EXERCISE DESCRIPTION: Within the listing below, locate all lines containing the word "maximize". Copy each one.

LISTED ENTRIES:
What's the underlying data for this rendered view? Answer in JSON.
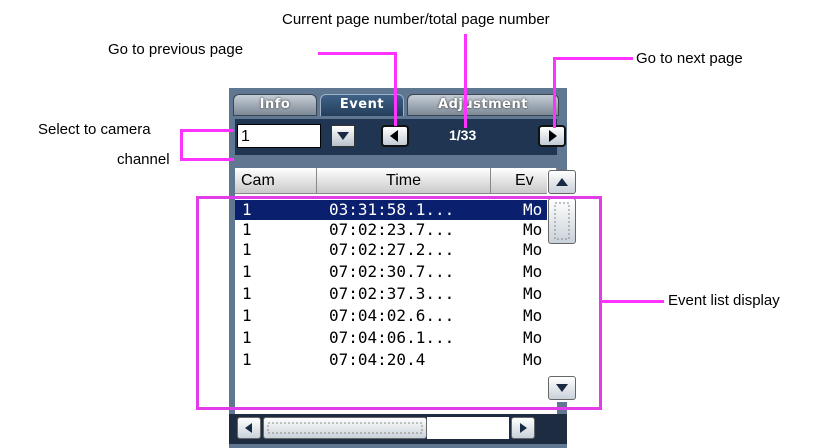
{
  "callouts": {
    "current_page": "Current page number/total page number",
    "prev_page": "Go to previous page",
    "next_page": "Go to next page",
    "select_channel_line1": "Select  to camera",
    "select_channel_line2": "channel",
    "event_list": "Event list display"
  },
  "tabs": [
    {
      "label": "Info"
    },
    {
      "label": "Event"
    },
    {
      "label": "Adjustment"
    }
  ],
  "channel_select": {
    "value": "1"
  },
  "pagination": {
    "indicator": "1/33"
  },
  "columns": [
    "Cam",
    "Time",
    "Ev"
  ],
  "rows": [
    {
      "cam": "1",
      "time": "03:31:58.1...",
      "ev": "Mo"
    },
    {
      "cam": "1",
      "time": "07:02:23.7...",
      "ev": "Mo"
    },
    {
      "cam": "1",
      "time": "07:02:27.2...",
      "ev": "Mo"
    },
    {
      "cam": "1",
      "time": "07:02:30.7...",
      "ev": "Mo"
    },
    {
      "cam": "1",
      "time": "07:02:37.3...",
      "ev": "Mo"
    },
    {
      "cam": "1",
      "time": "07:04:02.6...",
      "ev": "Mo"
    },
    {
      "cam": "1",
      "time": "07:04:06.1...",
      "ev": "Mo"
    },
    {
      "cam": "1",
      "time": "07:04:20.4",
      "ev": "Mo"
    }
  ],
  "colors": {
    "annotation": "#e23ce8",
    "panel": "#5f7790",
    "selection": "#0a1f6e"
  }
}
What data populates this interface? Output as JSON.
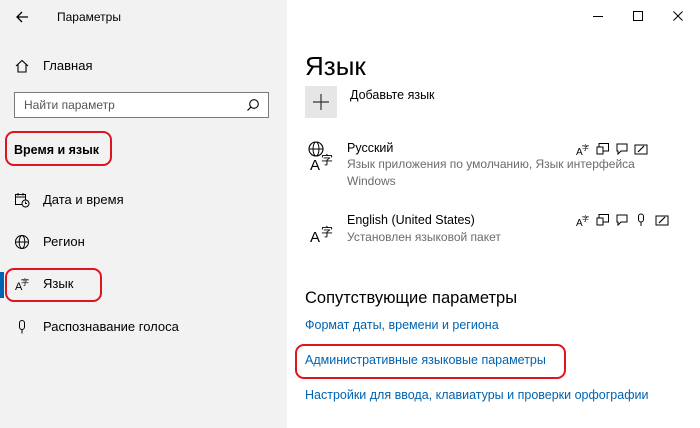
{
  "window": {
    "title": "Параметры",
    "minimize_icon": "minimize-icon",
    "maximize_icon": "maximize-icon",
    "close_icon": "close-icon"
  },
  "sidebar": {
    "home_label": "Главная",
    "search_placeholder": "Найти параметр",
    "section_heading": "Время и язык",
    "items": [
      {
        "label": "Дата и время",
        "icon": "calendar-clock-icon"
      },
      {
        "label": "Регион",
        "icon": "globe-icon"
      },
      {
        "label": "Язык",
        "icon": "language-icon"
      },
      {
        "label": "Распознавание голоса",
        "icon": "microphone-icon"
      }
    ]
  },
  "main": {
    "title": "Язык",
    "add_language_label": "Добавьте язык",
    "languages": [
      {
        "name": "Русский",
        "description_line1": "Язык приложения по умолчанию, Язык интерфейса",
        "description_line2": "Windows",
        "features": [
          "language-pack-icon",
          "display-icon",
          "speech-icon",
          "handwriting-icon"
        ]
      },
      {
        "name": "English (United States)",
        "description_line1": "Установлен языковой пакет",
        "features": [
          "language-pack-icon",
          "display-icon",
          "speech-icon",
          "microphone-feature-icon",
          "handwriting-icon"
        ]
      }
    ],
    "related": {
      "heading": "Сопутствующие параметры",
      "links": [
        "Формат даты, времени и региона",
        "Административные языковые параметры",
        "Настройки для ввода, клавиатуры и проверки орфографии"
      ]
    }
  },
  "colors": {
    "accent": "#0063b1",
    "highlight": "#e0141e",
    "sidebar_bg": "#f2f2f2"
  }
}
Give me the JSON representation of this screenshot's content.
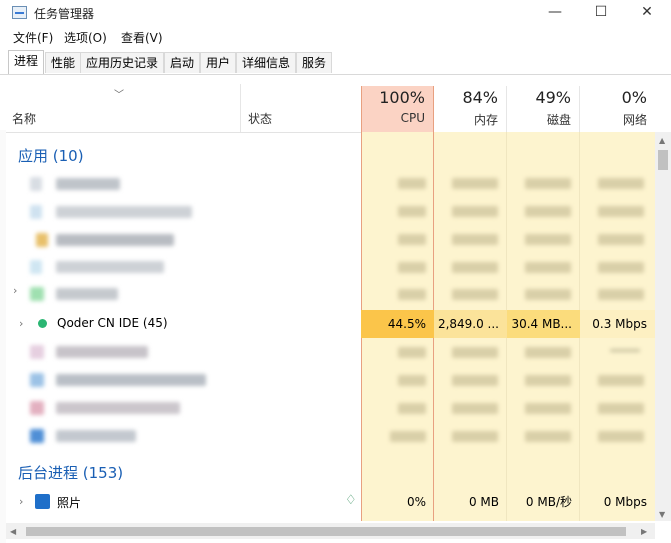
{
  "window": {
    "title": "任务管理器",
    "minimize": "—",
    "maximize": "☐",
    "close": "✕"
  },
  "menu": [
    "文件(F)",
    "选项(O)",
    "查看(V)"
  ],
  "tabs": [
    "进程",
    "性能",
    "应用历史记录",
    "启动",
    "用户",
    "详细信息",
    "服务"
  ],
  "active_tab": "进程",
  "columns": {
    "name": "名称",
    "status": "状态",
    "cpu": {
      "pct": "100%",
      "label": "CPU"
    },
    "memory": {
      "pct": "84%",
      "label": "内存"
    },
    "disk": {
      "pct": "49%",
      "label": "磁盘"
    },
    "network": {
      "pct": "0%",
      "label": "网络"
    }
  },
  "groups": {
    "apps": "应用 (10)",
    "background": "后台进程 (153)"
  },
  "highlight_row": {
    "name": "Qoder CN IDE (45)",
    "cpu": "44.5%",
    "memory": "2,849.0 ...",
    "disk": "30.4 MB...",
    "network": "0.3 Mbps"
  },
  "background_row": {
    "name": "照片",
    "cpu": "0%",
    "memory": "0 MB",
    "disk": "0 MB/秒",
    "network": "0 Mbps"
  },
  "colors": {
    "cpu_header": "#fbd3c4",
    "cell_light": "#fdf4cf",
    "cell_mid": "#fbe9a8",
    "cell_hot": "#fbc54a",
    "group_text": "#1a5fb4"
  }
}
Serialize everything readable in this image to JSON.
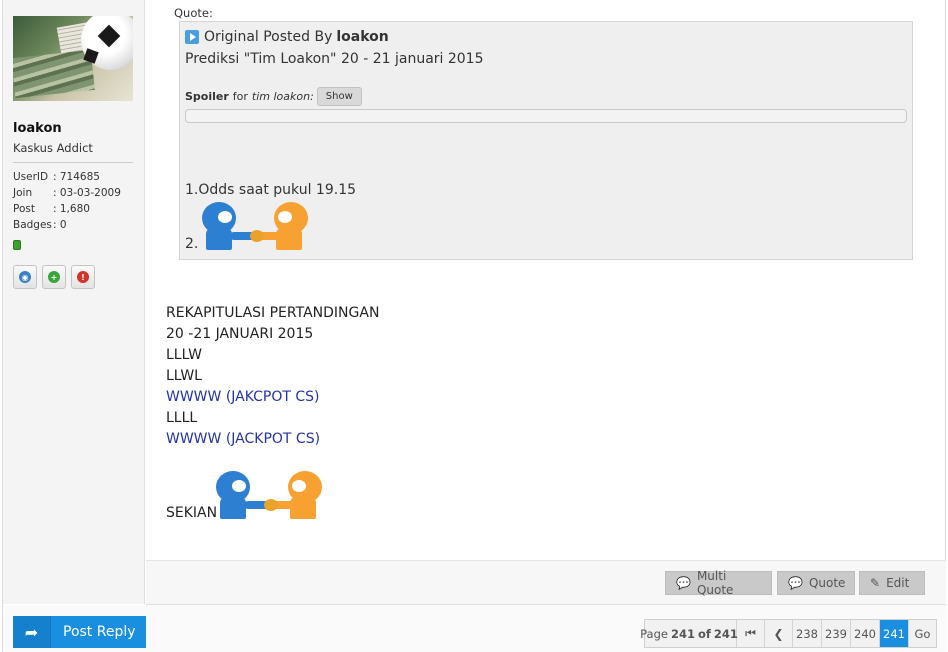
{
  "user": {
    "username": "loakon",
    "title": "Kaskus Addict",
    "stats": [
      {
        "key": "UserID",
        "value": ": 714685"
      },
      {
        "key": "Join",
        "value": ": 03-03-2009"
      },
      {
        "key": "Post",
        "value": ": 1,680"
      },
      {
        "key": "Badges",
        "value": ": 0"
      }
    ]
  },
  "quote": {
    "label": "Quote:",
    "original_prefix": "Original Posted By",
    "original_author": "loakon",
    "title": "Prediksi \"Tim Loakon\" 20 - 21 januari 2015",
    "spoiler_label": "Spoiler",
    "spoiler_for": "for",
    "spoiler_name": "tim loakon:",
    "spoiler_button": "Show",
    "odds": "1.Odds saat pukul 19.15",
    "item2": "2."
  },
  "body": {
    "lines": [
      "REKAPITULASI PERTANDINGAN",
      "20 -21 JANUARI 2015",
      "LLLW",
      "LLWL",
      "WWWW (JAKCPOT CS)",
      "LLLL",
      "WWWW (JACKPOT CS)"
    ],
    "closing": "SEKIAN"
  },
  "post_actions": {
    "multi_quote": "Multi Quote",
    "quote": "Quote",
    "edit": "Edit"
  },
  "reply_button": "Post Reply",
  "pager": {
    "page_label": "Page",
    "current": "241",
    "of_label": "of",
    "total": "241",
    "pages": [
      "238",
      "239",
      "240"
    ],
    "current_page": "241",
    "go": "Go"
  },
  "colors": {
    "accent": "#1a8fe0",
    "link": "#2532a9",
    "online": "#3aa12c"
  }
}
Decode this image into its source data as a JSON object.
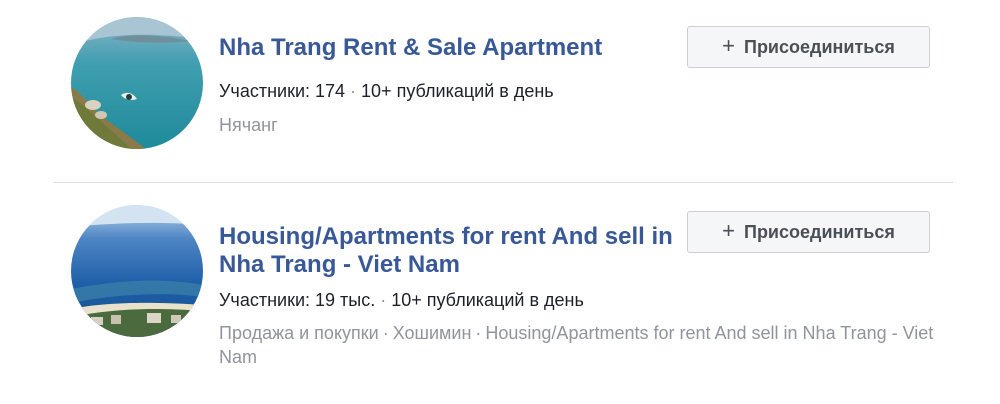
{
  "groups": [
    {
      "name": "Nha Trang Rent & Sale Apartment",
      "members": "Участники: 174",
      "posts": "10+ публикаций в день",
      "details": [
        "Нячанг"
      ],
      "join_label": "Присоединиться",
      "join_icon": "+"
    },
    {
      "name": "Housing/Apartments for rent And sell in Nha Trang - Viet Nam",
      "members": "Участники: 19 тыс.",
      "posts": "10+ публикаций в день",
      "details": [
        "Продажа и покупки",
        "Хошимин",
        "Housing/Apartments for rent And sell in Nha Trang - Viet Nam"
      ],
      "join_label": "Присоединиться",
      "join_icon": "+"
    }
  ],
  "separator": "·",
  "colors": {
    "title": "#385898",
    "meta": "#1d2129",
    "secondary": "#90949c",
    "button_bg": "#f5f6f7",
    "button_border": "#ccd0d5",
    "divider": "#dddfe2"
  }
}
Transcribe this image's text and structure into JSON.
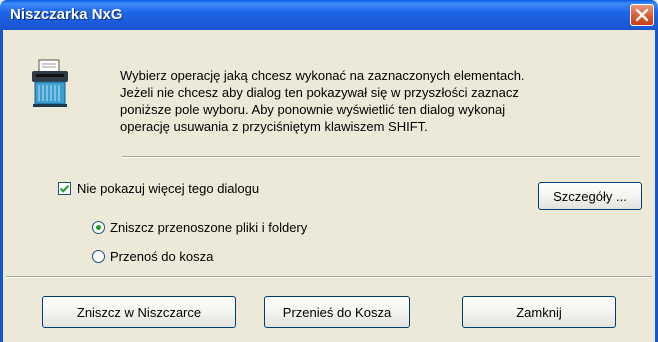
{
  "window": {
    "title": "Niszczarka NxG"
  },
  "message": {
    "line1": "Wybierz operację jaką chcesz wykonać na zaznaczonych elementach.",
    "line2": "Jeżeli nie chcesz aby dialog ten pokazywał się w przyszłości zaznacz",
    "line3": "poniższe pole wyboru. Aby ponownie wyświetlić ten dialog wykonaj",
    "line4": "operację usuwania z przyciśniętym klawiszem SHIFT."
  },
  "options": {
    "dont_show_label": "Nie pokazuj więcej tego dialogu",
    "dont_show_checked": true,
    "radio": [
      {
        "label": "Zniszcz przenoszone pliki i foldery",
        "selected": true
      },
      {
        "label": "Przenoś do kosza",
        "selected": false
      }
    ]
  },
  "buttons": {
    "details": "Szczegóły ...",
    "shred": "Zniszcz w Niszczarce",
    "move_to_trash": "Przenieś do Kosza",
    "close": "Zamknij"
  },
  "colors": {
    "titlebar": "#1f66e8",
    "dialog_bg": "#ece9d8",
    "close_button": "#d9552d",
    "check_mark": "#21a121"
  },
  "icons": {
    "app": "shredder-icon",
    "close": "close-icon"
  }
}
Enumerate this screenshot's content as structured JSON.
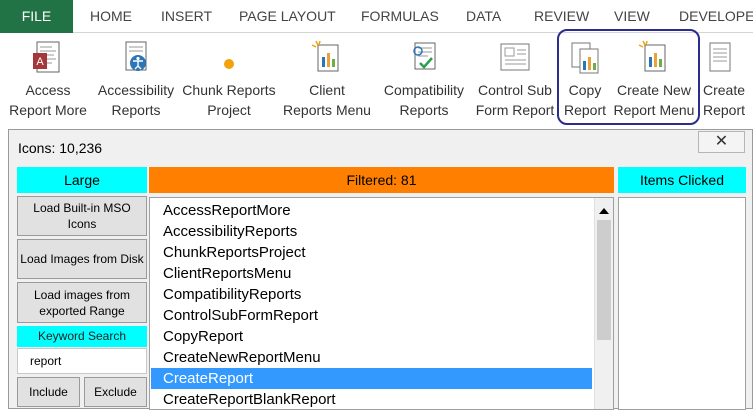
{
  "tabs": [
    {
      "name": "tab-file",
      "label": "FILE"
    },
    {
      "name": "tab-home",
      "label": "HOME"
    },
    {
      "name": "tab-insert",
      "label": "INSERT"
    },
    {
      "name": "tab-page-layout",
      "label": "PAGE LAYOUT"
    },
    {
      "name": "tab-formulas",
      "label": "FORMULAS"
    },
    {
      "name": "tab-data",
      "label": "DATA"
    },
    {
      "name": "tab-review",
      "label": "REVIEW"
    },
    {
      "name": "tab-view",
      "label": "VIEW"
    },
    {
      "name": "tab-developer",
      "label": "DEVELOPER"
    }
  ],
  "ribbon": {
    "buttons": [
      {
        "label1": "Access",
        "label2": "Report More",
        "icon": "access-report-more-icon"
      },
      {
        "label1": "Accessibility",
        "label2": "Reports",
        "icon": "accessibility-reports-icon"
      },
      {
        "label1": "Chunk Reports",
        "label2": "Project",
        "icon": "chunk-reports-project-icon"
      },
      {
        "label1": "Client",
        "label2": "Reports Menu",
        "icon": "client-reports-menu-icon"
      },
      {
        "label1": "Compatibility",
        "label2": "Reports",
        "icon": "compatibility-reports-icon"
      },
      {
        "label1": "Control Sub",
        "label2": "Form Report",
        "icon": "control-sub-form-report-icon"
      },
      {
        "label1": "Copy",
        "label2": "Report",
        "icon": "copy-report-icon"
      },
      {
        "label1": "Create New",
        "label2": "Report Menu",
        "icon": "create-new-report-menu-icon"
      },
      {
        "label1": "Create",
        "label2": "Report",
        "icon": "create-report-icon"
      }
    ]
  },
  "dialog": {
    "title": "Icons: 10,236",
    "close_glyph": "✕",
    "large_header": "Large",
    "filtered_header": "Filtered: 81",
    "clicked_header": "Items Clicked",
    "buttons": {
      "load_builtin": "Load Built-in MSO Icons",
      "load_disk": "Load Images from Disk",
      "load_range": "Load images from exported Range",
      "include": "Include",
      "exclude": "Exclude"
    },
    "keyword_label": "Keyword Search",
    "keyword_value": "report",
    "items": [
      "AccessReportMore",
      "AccessibilityReports",
      "ChunkReportsProject",
      "ClientReportsMenu",
      "CompatibilityReports",
      "ControlSubFormReport",
      "CopyReport",
      "CreateNewReportMenu",
      "CreateReport",
      "CreateReportBlankReport"
    ],
    "selected_index": 8
  },
  "colors": {
    "file_tab": "#217346",
    "cyan_header": "#00ffff",
    "orange_header": "#ff8000",
    "selection": "#3399ff",
    "highlight_border": "#2c2c8c"
  }
}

RESULT OF THE EXERCISE:
    "maximize_icon": "maximize-icon",
    "maximize": "☐",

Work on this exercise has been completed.